Dataset items:
-- begin --
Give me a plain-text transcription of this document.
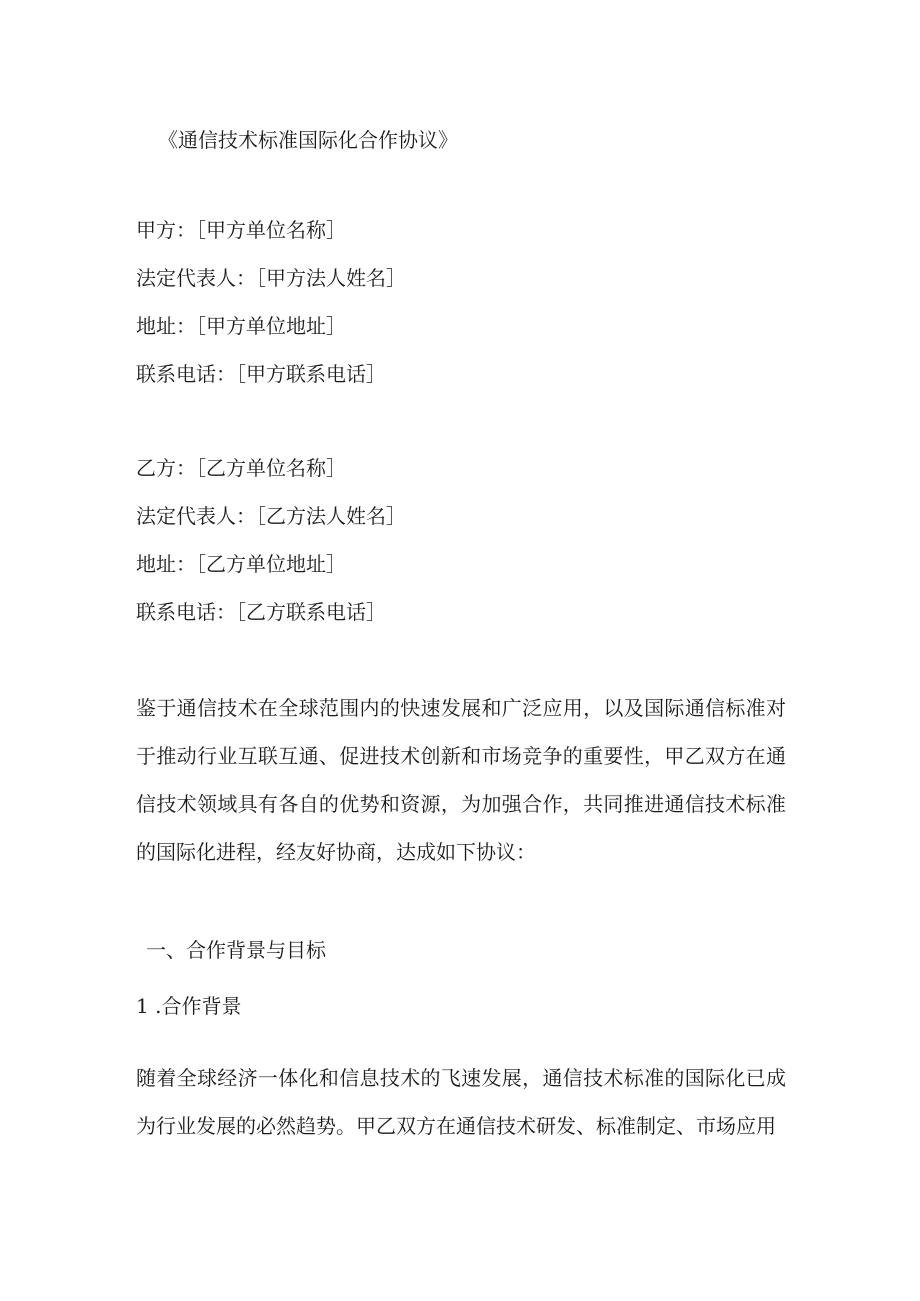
《通信技术标准国际化合作协议》
甲方：［甲方单位名称］
法定代表人：［甲方法人姓名］
地址：［甲方单位地址］
联系电话：［甲方联系电话］
乙方：［乙方单位名称］
法定代表人：［乙方法人姓名］
地址：［乙方单位地址］
联系电话：［乙方联系电话］
鉴于通信技术在全球范围内的快速发展和广泛应用，以及国际通信标准对于推动行业互联互通、促进技术创新和市场竞争的重要性，甲乙双方在通信技术领域具有各自的优势和资源，为加强合作，共同推进通信技术标准的国际化进程，经友好协商，达成如下协议：
一、合作背景与目标
1 .合作背景
随着全球经济一体化和信息技术的飞速发展，通信技术标准的国际化已成为行业发展的必然趋势。甲乙双方在通信技术研发、标准制定、市场应用
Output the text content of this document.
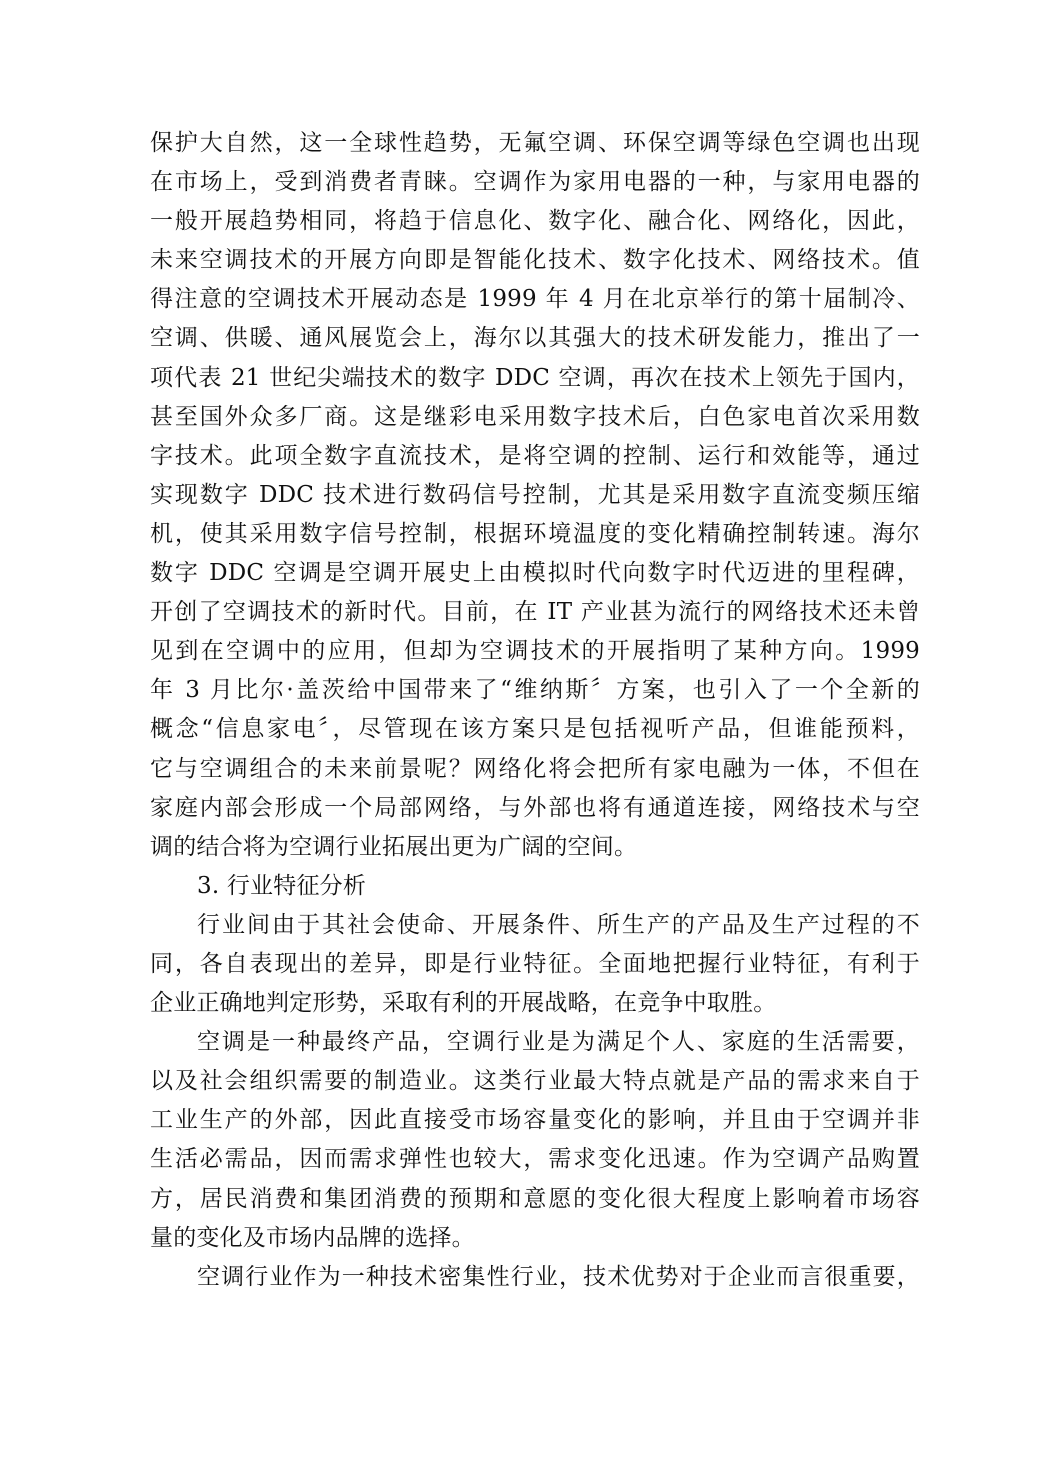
保护大自然，这一全球性趋势，无氟空调、环保空调等绿色空调也出现
在市场上，受到消费者青睐。空调作为家用电器的一种，与家用电器的
一般开展趋势相同，将趋于信息化、数字化、融合化、网络化，因此，
未来空调技术的开展方向即是智能化技术、数字化技术、网络技术。值
得注意的空调技术开展动态是 1999 年 4 月在北京举行的第十届制冷、
空调、供暖、通风展览会上，海尔以其强大的技术研发能力，推出了一
项代表 21 世纪尖端技术的数字 DDC 空调，再次在技术上领先于国内，
甚至国外众多厂商。这是继彩电采用数字技术后，白色家电首次采用数
字技术。此项全数字直流技术，是将空调的控制、运行和效能等，通过
实现数字 DDC 技术进行数码信号控制，尤其是采用数字直流变频压缩
机，使其采用数字信号控制，根据环境温度的变化精确控制转速。海尔
数字 DDC 空调是空调开展史上由模拟时代向数字时代迈进的里程碑，
开创了空调技术的新时代。目前，在 IT 产业甚为流行的网络技术还未曾
见到在空调中的应用，但却为空调技术的开展指明了某种方向。1999
年 3 月比尔·盖茨给中国带来了“维纳斯〞方案，也引入了一个全新的
概念“信息家电〞，尽管现在该方案只是包括视听产品，但谁能预料，
它与空调组合的未来前景呢？网络化将会把所有家电融为一体，不但在
家庭内部会形成一个局部网络，与外部也将有通道连接，网络技术与空
调的结合将为空调行业拓展出更为广阔的空间。
3. 行业特征分析
行业间由于其社会使命、开展条件、所生产的产品及生产过程的不
同，各自表现出的差异，即是行业特征。全面地把握行业特征，有利于
企业正确地判定形势，采取有利的开展战略，在竞争中取胜。
空调是一种最终产品，空调行业是为满足个人、家庭的生活需要，
以及社会组织需要的制造业。这类行业最大特点就是产品的需求来自于
工业生产的外部，因此直接受市场容量变化的影响，并且由于空调并非
生活必需品，因而需求弹性也较大，需求变化迅速。作为空调产品购置
方，居民消费和集团消费的预期和意愿的变化很大程度上影响着市场容
量的变化及市场内品牌的选择。
空调行业作为一种技术密集性行业，技术优势对于企业而言很重要，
-- end --
◆ Problem statement
Every line above should be repeated exactly; pictures stay out of the copy.

◆ Written response
Give me a plain-text transcription of this document.
《通信技术标准国际化合作协议》
甲方：［甲方单位名称］
法定代表人：［甲方法人姓名］
地址：［甲方单位地址］
联系电话：［甲方联系电话］
乙方：［乙方单位名称］
法定代表人：［乙方法人姓名］
地址：［乙方单位地址］
联系电话：［乙方联系电话］
鉴于通信技术在全球范围内的快速发展和广泛应用，以及国际通信标准对于推动行业互联互通、促进技术创新和市场竞争的重要性，甲乙双方在通信技术领域具有各自的优势和资源，为加强合作，共同推进通信技术标准的国际化进程，经友好协商，达成如下协议：
一、合作背景与目标
1 .合作背景
随着全球经济一体化和信息技术的飞速发展，通信技术标准的国际化已成为行业发展的必然趋势。甲乙双方在通信技术研发、标准制定、市场应用
Output the text content of this document.
保护大自然，这一全球性趋势，无氟空调、环保空调等绿色空调也出现
在市场上，受到消费者青睐。空调作为家用电器的一种，与家用电器的
一般开展趋势相同，将趋于信息化、数字化、融合化、网络化，因此，
未来空调技术的开展方向即是智能化技术、数字化技术、网络技术。值
得注意的空调技术开展动态是 1999 年 4 月在北京举行的第十届制冷、
空调、供暖、通风展览会上，海尔以其强大的技术研发能力，推出了一
项代表 21 世纪尖端技术的数字 DDC 空调，再次在技术上领先于国内，
甚至国外众多厂商。这是继彩电采用数字技术后，白色家电首次采用数
字技术。此项全数字直流技术，是将空调的控制、运行和效能等，通过
实现数字 DDC 技术进行数码信号控制，尤其是采用数字直流变频压缩
机，使其采用数字信号控制，根据环境温度的变化精确控制转速。海尔
数字 DDC 空调是空调开展史上由模拟时代向数字时代迈进的里程碑，
开创了空调技术的新时代。目前，在 IT 产业甚为流行的网络技术还未曾
见到在空调中的应用，但却为空调技术的开展指明了某种方向。1999
年 3 月比尔·盖茨给中国带来了“维纳斯〞方案，也引入了一个全新的
概念“信息家电〞，尽管现在该方案只是包括视听产品，但谁能预料，
它与空调组合的未来前景呢？网络化将会把所有家电融为一体，不但在
家庭内部会形成一个局部网络，与外部也将有通道连接，网络技术与空
调的结合将为空调行业拓展出更为广阔的空间。
3. 行业特征分析
行业间由于其社会使命、开展条件、所生产的产品及生产过程的不
同，各自表现出的差异，即是行业特征。全面地把握行业特征，有利于
企业正确地判定形势，采取有利的开展战略，在竞争中取胜。
空调是一种最终产品，空调行业是为满足个人、家庭的生活需要，
以及社会组织需要的制造业。这类行业最大特点就是产品的需求来自于
工业生产的外部，因此直接受市场容量变化的影响，并且由于空调并非
生活必需品，因而需求弹性也较大，需求变化迅速。作为空调产品购置
方，居民消费和集团消费的预期和意愿的变化很大程度上影响着市场容
量的变化及市场内品牌的选择。
空调行业作为一种技术密集性行业，技术优势对于企业而言很重要，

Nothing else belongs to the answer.